# EXERCISE REQUIREMENTS
Set down, unchanged, the lines of the items from the very first line through the line containing "toolbox-icon [80, 438, 126, 487]", including both of those lines.

[start PROVIDED DATA]

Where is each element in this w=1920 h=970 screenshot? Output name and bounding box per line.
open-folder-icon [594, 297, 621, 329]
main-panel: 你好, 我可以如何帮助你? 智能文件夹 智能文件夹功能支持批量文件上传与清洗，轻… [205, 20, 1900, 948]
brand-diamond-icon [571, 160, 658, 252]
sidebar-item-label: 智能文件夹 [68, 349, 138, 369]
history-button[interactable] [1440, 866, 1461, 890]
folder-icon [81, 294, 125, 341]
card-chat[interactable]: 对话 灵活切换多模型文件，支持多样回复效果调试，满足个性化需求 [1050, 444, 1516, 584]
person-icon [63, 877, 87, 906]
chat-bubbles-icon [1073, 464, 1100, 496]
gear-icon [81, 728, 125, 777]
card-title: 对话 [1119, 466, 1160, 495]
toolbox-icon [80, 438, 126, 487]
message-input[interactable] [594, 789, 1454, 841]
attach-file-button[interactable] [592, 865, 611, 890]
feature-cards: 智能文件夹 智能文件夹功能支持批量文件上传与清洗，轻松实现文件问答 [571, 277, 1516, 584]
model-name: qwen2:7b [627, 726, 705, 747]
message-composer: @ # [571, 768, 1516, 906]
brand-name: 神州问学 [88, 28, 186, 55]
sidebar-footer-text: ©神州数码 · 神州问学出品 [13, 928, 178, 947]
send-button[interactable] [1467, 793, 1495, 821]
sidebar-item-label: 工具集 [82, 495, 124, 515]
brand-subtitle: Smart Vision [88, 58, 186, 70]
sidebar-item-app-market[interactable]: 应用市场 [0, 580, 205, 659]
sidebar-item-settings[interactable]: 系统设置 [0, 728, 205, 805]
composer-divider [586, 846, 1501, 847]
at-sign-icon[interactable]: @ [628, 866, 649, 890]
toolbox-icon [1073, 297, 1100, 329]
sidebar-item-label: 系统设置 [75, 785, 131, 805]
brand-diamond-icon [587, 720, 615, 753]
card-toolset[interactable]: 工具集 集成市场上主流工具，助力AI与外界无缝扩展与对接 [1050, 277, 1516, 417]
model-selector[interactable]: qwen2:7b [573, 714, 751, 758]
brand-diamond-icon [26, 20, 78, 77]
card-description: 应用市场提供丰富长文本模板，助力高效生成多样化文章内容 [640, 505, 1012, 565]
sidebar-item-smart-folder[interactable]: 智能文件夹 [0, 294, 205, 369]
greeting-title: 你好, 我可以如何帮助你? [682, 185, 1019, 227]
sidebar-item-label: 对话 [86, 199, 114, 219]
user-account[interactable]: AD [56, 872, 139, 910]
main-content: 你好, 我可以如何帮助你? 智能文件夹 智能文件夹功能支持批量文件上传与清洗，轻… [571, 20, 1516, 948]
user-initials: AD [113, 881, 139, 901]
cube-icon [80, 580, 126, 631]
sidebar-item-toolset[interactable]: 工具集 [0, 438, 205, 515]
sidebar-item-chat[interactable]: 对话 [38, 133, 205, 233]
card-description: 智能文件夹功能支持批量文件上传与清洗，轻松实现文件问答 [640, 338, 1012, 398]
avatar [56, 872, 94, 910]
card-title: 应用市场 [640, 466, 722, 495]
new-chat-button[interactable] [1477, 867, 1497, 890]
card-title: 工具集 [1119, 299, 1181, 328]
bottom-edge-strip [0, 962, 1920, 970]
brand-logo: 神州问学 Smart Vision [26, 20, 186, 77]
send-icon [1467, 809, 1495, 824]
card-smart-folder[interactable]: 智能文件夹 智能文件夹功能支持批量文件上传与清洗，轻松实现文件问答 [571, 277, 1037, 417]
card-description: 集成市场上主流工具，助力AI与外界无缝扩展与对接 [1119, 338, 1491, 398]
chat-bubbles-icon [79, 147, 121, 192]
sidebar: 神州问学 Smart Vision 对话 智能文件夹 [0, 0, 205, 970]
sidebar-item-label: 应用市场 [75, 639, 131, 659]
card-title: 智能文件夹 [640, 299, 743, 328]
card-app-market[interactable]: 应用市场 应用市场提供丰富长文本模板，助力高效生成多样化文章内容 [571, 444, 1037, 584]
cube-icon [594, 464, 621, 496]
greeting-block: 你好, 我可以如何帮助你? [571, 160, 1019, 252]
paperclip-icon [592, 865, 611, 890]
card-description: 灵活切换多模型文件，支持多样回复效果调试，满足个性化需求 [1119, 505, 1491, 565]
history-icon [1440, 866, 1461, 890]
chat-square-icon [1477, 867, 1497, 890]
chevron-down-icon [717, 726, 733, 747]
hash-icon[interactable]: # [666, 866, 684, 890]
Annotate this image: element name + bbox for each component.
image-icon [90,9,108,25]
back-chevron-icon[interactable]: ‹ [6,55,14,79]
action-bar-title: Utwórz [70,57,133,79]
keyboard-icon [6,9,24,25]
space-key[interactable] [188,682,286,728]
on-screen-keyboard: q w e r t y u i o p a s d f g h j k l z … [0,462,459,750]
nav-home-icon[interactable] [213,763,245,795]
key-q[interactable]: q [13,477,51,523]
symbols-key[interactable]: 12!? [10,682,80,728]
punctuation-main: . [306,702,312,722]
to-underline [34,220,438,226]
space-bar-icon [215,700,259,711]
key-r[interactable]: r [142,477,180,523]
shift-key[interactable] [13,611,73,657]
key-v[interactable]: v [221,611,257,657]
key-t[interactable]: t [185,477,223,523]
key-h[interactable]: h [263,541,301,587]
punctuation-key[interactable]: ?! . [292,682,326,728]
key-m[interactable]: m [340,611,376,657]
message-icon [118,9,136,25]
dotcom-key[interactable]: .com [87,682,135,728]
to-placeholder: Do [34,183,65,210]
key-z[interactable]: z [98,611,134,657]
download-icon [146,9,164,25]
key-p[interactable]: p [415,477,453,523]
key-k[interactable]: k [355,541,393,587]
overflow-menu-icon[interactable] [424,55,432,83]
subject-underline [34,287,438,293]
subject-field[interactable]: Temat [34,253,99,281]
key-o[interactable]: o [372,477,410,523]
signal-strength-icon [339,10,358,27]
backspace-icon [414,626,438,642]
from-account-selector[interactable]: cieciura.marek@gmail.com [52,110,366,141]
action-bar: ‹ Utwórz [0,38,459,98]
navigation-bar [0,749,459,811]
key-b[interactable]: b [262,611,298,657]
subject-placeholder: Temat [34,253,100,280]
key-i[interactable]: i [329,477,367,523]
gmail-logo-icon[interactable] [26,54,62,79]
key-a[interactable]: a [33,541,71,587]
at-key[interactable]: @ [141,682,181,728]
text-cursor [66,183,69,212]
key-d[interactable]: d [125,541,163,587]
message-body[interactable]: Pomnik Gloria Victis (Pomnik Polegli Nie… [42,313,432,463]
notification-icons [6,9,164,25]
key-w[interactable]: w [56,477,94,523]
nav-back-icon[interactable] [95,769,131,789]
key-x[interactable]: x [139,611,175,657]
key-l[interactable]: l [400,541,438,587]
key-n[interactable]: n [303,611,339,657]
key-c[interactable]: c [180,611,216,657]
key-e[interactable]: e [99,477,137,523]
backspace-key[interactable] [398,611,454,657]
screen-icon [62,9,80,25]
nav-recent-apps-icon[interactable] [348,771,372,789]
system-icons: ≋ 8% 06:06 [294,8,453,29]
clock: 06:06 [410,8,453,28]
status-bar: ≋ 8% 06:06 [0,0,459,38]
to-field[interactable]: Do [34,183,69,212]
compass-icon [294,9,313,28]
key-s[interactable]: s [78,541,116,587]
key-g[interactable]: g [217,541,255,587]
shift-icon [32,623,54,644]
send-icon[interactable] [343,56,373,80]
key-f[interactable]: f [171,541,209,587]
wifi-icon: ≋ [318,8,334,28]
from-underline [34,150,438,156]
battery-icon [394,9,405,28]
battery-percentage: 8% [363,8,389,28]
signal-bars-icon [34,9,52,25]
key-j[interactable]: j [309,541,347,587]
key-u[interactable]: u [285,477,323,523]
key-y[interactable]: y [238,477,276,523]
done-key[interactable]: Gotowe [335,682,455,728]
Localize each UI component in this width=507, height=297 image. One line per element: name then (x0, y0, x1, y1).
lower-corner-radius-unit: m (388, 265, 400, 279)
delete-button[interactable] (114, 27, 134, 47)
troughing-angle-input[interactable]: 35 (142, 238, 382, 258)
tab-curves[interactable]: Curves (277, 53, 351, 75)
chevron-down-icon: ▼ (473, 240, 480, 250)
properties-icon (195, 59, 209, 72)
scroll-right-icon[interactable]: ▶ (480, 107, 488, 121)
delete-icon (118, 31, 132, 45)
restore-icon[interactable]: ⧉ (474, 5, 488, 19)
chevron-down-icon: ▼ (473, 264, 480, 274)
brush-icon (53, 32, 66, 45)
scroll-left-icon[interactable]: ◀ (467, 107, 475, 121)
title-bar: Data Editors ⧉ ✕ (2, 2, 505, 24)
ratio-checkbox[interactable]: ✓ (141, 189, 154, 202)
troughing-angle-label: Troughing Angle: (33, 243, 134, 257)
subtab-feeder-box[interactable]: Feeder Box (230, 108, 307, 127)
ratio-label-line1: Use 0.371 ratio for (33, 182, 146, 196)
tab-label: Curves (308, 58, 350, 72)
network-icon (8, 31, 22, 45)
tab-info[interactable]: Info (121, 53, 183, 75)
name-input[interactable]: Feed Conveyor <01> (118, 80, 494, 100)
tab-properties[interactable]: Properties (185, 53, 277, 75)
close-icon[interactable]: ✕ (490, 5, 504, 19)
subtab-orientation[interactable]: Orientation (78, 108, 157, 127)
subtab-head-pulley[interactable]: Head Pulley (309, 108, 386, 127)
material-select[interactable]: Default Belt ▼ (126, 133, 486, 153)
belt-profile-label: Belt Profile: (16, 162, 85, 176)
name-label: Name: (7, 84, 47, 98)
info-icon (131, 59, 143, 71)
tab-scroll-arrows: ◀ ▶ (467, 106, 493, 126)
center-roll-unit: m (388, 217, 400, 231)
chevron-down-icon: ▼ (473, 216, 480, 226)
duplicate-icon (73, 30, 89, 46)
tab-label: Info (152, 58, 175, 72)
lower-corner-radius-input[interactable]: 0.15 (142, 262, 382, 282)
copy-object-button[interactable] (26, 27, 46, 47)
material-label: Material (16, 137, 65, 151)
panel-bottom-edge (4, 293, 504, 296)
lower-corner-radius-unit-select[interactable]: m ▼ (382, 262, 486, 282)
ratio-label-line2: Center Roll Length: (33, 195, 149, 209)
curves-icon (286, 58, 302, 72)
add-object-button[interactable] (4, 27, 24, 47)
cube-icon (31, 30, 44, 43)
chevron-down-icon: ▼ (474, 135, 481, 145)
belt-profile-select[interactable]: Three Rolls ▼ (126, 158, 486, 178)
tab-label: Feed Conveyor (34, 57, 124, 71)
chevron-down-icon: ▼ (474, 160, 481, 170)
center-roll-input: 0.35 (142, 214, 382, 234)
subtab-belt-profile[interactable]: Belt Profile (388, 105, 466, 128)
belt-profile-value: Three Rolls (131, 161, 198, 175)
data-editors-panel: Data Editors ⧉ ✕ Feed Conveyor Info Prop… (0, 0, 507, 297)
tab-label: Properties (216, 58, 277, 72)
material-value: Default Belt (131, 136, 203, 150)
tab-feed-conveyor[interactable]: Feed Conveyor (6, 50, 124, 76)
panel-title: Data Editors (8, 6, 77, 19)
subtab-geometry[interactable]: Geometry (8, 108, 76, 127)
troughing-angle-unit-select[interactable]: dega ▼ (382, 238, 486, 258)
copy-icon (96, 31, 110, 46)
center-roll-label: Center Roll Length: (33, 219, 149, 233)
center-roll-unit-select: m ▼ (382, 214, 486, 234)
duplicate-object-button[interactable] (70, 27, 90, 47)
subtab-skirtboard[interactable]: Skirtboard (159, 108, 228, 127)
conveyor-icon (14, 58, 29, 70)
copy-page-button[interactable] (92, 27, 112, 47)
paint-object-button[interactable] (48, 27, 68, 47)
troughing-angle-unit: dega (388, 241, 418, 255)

[end PROVIDED DATA]

# WRITTEN REPLY
Where is each element in this w=1920 h=970 screenshot? Output name and bounding box per line.
open-folder-icon [594, 297, 621, 329]
main-panel: 你好, 我可以如何帮助你? 智能文件夹 智能文件夹功能支持批量文件上传与清洗，轻… [205, 20, 1900, 948]
brand-diamond-icon [571, 160, 658, 252]
sidebar-item-label: 智能文件夹 [68, 349, 138, 369]
history-button[interactable] [1440, 866, 1461, 890]
folder-icon [81, 294, 125, 341]
card-chat[interactable]: 对话 灵活切换多模型文件，支持多样回复效果调试，满足个性化需求 [1050, 444, 1516, 584]
person-icon [63, 877, 87, 906]
chat-bubbles-icon [1073, 464, 1100, 496]
gear-icon [81, 728, 125, 777]
card-title: 对话 [1119, 466, 1160, 495]
toolbox-icon [80, 438, 126, 487]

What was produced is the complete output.